— BEGIN —
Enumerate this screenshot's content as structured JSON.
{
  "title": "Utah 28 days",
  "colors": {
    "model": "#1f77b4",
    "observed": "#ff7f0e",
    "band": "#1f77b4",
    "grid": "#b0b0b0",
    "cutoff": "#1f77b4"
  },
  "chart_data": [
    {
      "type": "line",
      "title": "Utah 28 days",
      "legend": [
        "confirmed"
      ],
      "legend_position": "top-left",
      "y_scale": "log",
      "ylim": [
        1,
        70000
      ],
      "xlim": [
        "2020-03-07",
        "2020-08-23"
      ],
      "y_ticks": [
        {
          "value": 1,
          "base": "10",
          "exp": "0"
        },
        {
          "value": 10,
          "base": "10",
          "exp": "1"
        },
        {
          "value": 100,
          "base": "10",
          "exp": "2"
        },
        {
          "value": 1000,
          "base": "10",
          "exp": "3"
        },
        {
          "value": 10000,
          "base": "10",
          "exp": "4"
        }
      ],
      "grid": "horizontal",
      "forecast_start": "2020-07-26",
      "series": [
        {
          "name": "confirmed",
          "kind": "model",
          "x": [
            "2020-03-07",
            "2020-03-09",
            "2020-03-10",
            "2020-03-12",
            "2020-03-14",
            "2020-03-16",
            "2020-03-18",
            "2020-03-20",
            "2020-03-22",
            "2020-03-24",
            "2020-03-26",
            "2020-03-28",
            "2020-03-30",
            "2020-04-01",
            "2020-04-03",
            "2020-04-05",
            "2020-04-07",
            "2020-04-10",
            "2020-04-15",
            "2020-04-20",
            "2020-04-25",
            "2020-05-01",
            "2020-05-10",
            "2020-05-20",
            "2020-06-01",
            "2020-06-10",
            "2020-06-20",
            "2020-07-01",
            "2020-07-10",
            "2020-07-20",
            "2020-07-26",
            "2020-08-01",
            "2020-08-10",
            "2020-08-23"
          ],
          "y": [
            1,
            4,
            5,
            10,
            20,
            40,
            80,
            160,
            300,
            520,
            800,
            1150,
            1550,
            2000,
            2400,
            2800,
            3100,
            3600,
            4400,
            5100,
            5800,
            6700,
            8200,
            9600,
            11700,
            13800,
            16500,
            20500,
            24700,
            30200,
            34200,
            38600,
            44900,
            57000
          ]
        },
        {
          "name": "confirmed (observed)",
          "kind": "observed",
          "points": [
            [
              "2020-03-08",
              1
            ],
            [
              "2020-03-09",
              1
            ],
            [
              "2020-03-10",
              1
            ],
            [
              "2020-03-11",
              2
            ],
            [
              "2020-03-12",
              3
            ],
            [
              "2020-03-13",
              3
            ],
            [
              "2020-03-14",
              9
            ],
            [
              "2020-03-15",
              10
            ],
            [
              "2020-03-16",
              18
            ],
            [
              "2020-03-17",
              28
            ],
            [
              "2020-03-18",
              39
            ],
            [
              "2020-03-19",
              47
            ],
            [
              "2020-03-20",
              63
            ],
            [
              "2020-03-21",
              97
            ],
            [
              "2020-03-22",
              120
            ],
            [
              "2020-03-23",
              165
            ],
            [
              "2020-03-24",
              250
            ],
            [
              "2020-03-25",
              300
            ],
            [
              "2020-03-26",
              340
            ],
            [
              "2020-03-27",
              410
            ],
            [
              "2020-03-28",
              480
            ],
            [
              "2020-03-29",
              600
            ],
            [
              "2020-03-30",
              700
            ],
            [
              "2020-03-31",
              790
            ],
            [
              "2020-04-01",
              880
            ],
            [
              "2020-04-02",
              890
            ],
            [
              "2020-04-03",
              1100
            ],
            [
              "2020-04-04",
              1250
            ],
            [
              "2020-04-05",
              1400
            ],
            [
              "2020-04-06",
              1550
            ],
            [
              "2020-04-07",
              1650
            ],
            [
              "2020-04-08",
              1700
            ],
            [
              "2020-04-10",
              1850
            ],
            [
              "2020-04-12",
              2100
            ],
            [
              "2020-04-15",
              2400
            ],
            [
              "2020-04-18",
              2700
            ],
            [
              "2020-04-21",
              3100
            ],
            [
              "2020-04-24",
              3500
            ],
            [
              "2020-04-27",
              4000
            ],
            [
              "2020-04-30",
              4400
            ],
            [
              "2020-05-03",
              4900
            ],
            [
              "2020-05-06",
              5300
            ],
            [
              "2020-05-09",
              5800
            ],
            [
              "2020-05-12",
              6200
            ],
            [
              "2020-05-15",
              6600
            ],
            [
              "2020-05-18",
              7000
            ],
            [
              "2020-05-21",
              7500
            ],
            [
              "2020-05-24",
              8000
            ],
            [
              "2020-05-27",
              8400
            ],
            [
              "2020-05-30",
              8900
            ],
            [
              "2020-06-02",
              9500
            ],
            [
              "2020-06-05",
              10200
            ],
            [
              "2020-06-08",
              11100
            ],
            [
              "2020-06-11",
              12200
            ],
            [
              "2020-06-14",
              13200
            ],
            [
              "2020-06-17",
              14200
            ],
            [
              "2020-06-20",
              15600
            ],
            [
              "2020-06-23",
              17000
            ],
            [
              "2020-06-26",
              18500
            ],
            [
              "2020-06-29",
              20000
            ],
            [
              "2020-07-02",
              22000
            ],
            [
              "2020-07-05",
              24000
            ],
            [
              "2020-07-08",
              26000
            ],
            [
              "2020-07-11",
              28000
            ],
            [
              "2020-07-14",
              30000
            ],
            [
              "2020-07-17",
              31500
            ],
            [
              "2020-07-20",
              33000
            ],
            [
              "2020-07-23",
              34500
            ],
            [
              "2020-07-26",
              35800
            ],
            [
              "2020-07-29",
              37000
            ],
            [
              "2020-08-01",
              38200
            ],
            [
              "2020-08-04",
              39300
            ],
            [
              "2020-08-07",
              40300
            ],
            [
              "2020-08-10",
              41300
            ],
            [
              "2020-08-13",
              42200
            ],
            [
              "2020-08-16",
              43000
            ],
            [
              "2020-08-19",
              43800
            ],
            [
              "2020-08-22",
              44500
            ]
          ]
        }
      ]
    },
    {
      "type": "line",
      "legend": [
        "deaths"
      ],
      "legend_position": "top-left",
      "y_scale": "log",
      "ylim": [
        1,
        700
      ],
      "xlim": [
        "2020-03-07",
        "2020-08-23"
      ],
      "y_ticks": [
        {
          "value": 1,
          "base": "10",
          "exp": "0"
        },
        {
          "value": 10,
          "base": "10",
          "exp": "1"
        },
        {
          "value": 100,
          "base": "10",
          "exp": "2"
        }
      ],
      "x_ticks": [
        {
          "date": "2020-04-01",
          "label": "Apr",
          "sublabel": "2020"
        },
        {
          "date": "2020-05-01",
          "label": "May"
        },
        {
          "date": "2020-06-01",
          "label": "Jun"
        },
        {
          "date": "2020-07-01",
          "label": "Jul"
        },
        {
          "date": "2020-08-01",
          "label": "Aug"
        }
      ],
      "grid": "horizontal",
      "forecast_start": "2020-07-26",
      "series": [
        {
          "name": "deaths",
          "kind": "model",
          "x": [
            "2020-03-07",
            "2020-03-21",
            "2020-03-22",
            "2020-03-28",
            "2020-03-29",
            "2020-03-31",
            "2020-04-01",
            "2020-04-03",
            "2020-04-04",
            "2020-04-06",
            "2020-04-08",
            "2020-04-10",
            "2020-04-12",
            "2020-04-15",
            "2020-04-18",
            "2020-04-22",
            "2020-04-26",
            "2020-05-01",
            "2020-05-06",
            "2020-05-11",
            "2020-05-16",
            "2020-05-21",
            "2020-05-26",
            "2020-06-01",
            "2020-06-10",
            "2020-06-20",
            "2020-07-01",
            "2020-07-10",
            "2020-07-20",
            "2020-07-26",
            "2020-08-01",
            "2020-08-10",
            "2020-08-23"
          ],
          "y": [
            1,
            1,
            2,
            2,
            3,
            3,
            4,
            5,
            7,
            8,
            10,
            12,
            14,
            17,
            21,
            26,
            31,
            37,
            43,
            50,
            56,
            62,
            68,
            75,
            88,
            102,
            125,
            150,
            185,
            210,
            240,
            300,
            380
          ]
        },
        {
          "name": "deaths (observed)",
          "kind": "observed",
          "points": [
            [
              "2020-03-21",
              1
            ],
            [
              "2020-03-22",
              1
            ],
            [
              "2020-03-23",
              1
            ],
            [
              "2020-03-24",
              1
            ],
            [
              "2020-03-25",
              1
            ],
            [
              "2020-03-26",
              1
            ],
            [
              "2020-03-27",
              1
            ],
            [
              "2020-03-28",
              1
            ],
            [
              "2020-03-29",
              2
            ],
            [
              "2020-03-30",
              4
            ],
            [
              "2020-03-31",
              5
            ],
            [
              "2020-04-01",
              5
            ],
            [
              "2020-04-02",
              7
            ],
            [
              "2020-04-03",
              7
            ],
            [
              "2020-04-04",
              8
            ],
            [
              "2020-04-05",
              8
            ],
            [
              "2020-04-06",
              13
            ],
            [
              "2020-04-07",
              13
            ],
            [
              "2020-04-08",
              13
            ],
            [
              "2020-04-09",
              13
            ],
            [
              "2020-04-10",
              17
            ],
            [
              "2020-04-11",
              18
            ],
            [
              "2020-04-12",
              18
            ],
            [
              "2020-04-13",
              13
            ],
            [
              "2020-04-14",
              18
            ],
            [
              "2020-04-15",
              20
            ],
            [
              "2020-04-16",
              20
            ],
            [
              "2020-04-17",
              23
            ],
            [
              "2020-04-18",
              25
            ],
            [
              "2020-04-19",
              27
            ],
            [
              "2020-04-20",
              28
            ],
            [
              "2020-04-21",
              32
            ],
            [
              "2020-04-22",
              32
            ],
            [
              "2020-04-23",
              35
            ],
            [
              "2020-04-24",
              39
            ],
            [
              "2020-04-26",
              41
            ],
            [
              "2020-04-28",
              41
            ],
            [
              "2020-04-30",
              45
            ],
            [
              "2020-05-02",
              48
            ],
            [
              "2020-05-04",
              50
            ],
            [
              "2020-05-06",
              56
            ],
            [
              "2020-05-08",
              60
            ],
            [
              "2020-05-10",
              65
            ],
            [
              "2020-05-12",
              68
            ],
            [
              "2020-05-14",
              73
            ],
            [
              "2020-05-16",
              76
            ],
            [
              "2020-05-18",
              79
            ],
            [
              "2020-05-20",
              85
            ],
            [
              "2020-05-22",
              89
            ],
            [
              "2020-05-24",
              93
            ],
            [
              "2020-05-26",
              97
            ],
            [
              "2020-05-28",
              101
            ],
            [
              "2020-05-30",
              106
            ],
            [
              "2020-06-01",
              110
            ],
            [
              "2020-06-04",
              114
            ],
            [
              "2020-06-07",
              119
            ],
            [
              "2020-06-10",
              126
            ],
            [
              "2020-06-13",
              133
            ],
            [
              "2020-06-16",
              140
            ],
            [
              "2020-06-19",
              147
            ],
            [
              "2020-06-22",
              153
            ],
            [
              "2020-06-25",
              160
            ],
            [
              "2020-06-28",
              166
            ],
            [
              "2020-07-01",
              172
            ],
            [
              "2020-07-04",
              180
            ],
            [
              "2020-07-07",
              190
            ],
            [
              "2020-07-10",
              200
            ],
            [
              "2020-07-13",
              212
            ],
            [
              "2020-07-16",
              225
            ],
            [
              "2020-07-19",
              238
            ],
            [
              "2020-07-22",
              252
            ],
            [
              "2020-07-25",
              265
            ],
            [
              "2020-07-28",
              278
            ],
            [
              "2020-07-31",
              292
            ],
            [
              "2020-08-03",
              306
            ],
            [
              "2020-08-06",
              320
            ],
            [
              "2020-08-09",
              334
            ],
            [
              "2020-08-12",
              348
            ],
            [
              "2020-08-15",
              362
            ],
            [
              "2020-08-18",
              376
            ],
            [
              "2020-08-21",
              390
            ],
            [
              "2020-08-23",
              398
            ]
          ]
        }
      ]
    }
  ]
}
— END —
Tally the lines in the entries above that hold the word "observed". Reply with nothing but that count.

5